─── Data for the task ───

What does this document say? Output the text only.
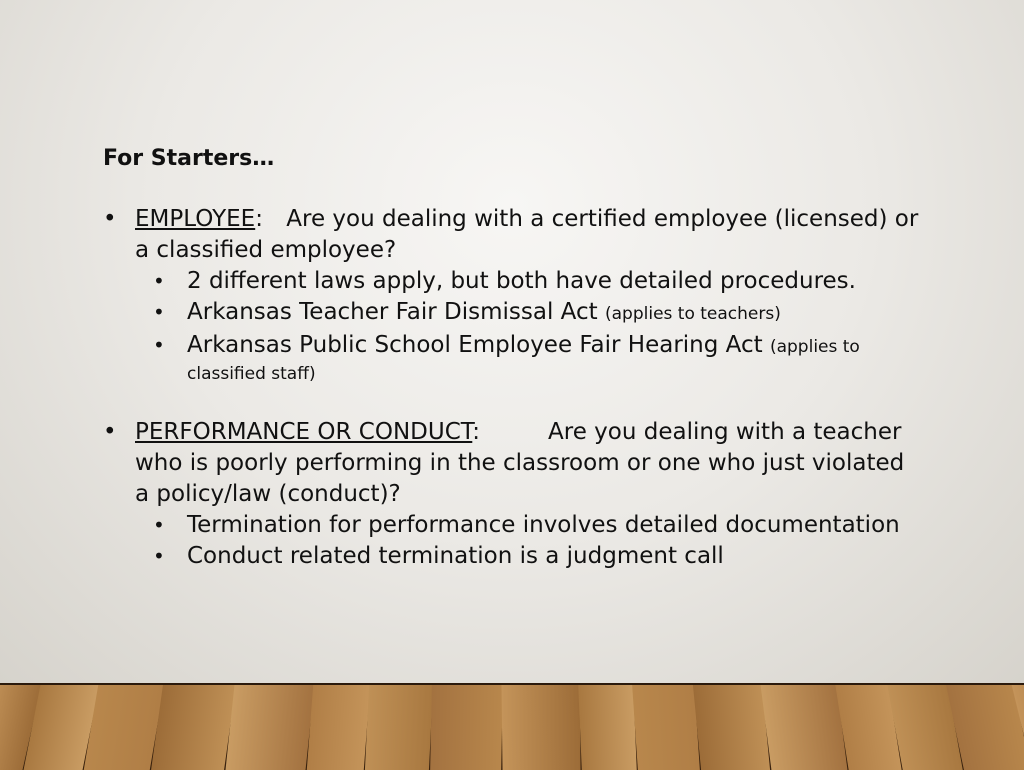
For Starters…
• EMPLOYEE: Are you dealing with a certified employee (licensed) or a classified employee?
• 2 different laws apply, but both have detailed procedures.
• Arkansas Teacher Fair Dismissal Act (applies to teachers)
• Arkansas Public School Employee Fair Hearing Act (applies to
classified staff)
• PERFORMANCE OR CONDUCT:	Are you dealing with a teacher who is poorly performing in the classroom or one who just violated a policy/law (conduct)?
• Termination for performance involves detailed documentation
• Conduct related termination is a judgment call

───

▶ Given exercise: Copy every entry exactly as written. Pictures are excluded.

▶ Task solution:
What does this document say? Output the text only.
For Starters…
• EMPLOYEE: Are you dealing with a certified employee (licensed) or a classified employee?
• 2 different laws apply, but both have detailed procedures.
• Arkansas Teacher Fair Dismissal Act (applies to teachers)
• Arkansas Public School Employee Fair Hearing Act (applies to
classified staff)
• PERFORMANCE OR CONDUCT:	Are you dealing with a teacher who is poorly performing in the classroom or one who just violated a policy/law (conduct)?
• Termination for performance involves detailed documentation
• Conduct related termination is a judgment call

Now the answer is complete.